What is asked: Report all lines holding "Kota".
Start
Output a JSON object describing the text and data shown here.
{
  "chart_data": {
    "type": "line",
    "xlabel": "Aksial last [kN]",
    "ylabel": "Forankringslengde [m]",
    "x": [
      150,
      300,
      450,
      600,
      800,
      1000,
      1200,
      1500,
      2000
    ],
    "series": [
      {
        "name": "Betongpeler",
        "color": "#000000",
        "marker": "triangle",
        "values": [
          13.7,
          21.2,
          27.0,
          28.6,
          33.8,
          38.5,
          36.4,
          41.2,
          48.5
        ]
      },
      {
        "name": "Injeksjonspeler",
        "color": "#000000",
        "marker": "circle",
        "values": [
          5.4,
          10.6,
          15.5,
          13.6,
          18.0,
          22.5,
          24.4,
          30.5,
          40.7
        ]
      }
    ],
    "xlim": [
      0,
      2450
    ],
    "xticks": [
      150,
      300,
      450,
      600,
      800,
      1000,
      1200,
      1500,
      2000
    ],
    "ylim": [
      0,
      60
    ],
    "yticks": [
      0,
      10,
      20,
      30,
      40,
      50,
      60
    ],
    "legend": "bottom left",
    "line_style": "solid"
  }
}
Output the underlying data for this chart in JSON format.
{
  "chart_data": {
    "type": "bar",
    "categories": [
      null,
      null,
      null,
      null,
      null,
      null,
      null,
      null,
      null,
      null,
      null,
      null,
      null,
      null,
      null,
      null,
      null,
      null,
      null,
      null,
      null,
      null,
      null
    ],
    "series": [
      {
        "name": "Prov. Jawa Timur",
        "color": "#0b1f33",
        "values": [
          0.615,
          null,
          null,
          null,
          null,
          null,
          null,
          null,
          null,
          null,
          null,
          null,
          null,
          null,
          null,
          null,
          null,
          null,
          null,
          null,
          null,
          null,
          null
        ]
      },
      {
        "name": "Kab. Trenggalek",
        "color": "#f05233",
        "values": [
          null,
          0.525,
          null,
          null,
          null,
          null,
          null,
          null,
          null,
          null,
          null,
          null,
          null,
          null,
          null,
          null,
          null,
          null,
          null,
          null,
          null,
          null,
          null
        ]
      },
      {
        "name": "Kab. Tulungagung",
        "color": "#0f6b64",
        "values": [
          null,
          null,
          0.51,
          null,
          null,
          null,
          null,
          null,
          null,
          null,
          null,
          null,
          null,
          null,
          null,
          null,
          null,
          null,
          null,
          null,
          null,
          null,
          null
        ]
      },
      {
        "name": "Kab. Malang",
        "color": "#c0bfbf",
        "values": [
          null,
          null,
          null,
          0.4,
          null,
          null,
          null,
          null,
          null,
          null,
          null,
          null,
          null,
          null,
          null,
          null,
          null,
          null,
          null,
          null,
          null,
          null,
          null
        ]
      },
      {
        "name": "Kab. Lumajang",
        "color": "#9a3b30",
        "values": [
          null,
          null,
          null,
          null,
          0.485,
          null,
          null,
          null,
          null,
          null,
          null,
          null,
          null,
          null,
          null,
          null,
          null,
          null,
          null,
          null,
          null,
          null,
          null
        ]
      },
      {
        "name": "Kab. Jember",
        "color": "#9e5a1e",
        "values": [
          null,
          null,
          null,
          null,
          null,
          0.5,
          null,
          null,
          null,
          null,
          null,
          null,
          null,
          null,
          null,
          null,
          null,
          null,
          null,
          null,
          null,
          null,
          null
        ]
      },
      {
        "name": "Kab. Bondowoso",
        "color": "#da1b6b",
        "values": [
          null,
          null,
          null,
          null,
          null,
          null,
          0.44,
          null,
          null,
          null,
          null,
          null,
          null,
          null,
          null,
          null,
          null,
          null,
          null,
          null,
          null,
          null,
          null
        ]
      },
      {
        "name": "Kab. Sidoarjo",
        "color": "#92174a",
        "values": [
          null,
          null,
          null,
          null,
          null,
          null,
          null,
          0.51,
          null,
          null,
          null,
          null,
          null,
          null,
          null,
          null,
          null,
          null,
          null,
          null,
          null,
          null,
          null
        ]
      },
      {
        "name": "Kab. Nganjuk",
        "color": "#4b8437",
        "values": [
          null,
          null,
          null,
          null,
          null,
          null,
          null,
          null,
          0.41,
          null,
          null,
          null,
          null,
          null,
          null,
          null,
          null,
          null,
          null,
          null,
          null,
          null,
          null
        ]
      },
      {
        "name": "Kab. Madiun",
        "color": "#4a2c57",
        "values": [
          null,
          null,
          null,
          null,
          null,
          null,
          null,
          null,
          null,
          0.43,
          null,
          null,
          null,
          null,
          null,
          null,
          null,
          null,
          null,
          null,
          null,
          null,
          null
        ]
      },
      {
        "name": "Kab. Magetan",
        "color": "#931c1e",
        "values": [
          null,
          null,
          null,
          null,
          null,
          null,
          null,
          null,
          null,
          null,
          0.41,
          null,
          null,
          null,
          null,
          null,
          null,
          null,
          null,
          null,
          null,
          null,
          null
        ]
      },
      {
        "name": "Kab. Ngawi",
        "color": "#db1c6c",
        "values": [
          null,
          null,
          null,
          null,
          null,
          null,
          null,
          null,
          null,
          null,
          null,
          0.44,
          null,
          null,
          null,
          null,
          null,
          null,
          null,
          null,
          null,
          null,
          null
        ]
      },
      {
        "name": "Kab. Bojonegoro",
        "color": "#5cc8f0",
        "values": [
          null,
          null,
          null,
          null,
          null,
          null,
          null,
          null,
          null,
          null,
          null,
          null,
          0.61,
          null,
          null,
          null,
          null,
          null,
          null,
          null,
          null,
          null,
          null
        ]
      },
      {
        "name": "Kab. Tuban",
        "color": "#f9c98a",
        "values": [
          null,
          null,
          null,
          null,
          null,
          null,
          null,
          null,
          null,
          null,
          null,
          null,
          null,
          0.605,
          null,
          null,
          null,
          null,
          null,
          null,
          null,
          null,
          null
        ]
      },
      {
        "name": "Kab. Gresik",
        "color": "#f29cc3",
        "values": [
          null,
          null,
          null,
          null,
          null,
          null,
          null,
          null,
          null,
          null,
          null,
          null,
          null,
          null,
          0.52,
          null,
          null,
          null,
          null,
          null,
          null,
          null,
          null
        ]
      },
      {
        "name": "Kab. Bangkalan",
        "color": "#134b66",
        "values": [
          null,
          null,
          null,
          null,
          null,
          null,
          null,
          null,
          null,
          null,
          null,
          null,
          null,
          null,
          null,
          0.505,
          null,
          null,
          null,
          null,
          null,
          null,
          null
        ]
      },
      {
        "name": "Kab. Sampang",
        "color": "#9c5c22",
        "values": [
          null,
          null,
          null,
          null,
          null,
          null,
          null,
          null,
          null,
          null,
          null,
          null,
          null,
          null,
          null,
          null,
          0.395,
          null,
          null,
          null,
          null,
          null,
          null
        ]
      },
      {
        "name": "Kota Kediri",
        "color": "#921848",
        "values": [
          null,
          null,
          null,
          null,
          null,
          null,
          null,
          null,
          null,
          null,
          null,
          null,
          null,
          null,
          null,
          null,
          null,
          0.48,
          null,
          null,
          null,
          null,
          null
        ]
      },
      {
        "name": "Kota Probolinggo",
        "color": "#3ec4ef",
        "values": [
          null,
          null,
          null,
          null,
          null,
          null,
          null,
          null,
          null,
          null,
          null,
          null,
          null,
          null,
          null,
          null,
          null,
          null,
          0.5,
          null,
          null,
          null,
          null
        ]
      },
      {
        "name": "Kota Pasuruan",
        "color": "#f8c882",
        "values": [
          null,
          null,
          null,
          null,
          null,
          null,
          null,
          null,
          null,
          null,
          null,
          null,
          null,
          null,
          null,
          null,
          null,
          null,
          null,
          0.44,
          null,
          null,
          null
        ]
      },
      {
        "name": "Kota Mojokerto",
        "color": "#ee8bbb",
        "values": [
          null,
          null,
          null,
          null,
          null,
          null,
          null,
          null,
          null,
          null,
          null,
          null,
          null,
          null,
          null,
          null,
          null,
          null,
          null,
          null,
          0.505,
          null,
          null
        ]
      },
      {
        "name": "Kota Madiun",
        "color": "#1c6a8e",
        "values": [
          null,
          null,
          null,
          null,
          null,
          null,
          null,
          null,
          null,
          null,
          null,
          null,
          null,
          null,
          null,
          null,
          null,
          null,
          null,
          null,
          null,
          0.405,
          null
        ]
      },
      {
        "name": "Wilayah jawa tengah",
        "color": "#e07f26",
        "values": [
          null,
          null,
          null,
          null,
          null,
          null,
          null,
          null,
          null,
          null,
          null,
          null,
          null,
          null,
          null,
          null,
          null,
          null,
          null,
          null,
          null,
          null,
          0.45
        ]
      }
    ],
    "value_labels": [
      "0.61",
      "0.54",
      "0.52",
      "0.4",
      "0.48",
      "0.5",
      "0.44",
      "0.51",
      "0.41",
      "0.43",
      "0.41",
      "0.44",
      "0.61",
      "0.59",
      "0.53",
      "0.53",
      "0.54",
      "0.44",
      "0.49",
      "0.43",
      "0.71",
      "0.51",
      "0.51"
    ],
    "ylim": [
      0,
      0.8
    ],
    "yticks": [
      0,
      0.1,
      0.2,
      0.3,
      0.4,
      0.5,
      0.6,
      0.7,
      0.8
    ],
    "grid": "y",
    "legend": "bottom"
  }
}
End
Exercise response:
        "name": "Kota Kediri",
        "name": "Kota Probolinggo",
        "name": "Kota Pasuruan",
        "name": "Kota Mojokerto",
        "name": "Kota Madiun",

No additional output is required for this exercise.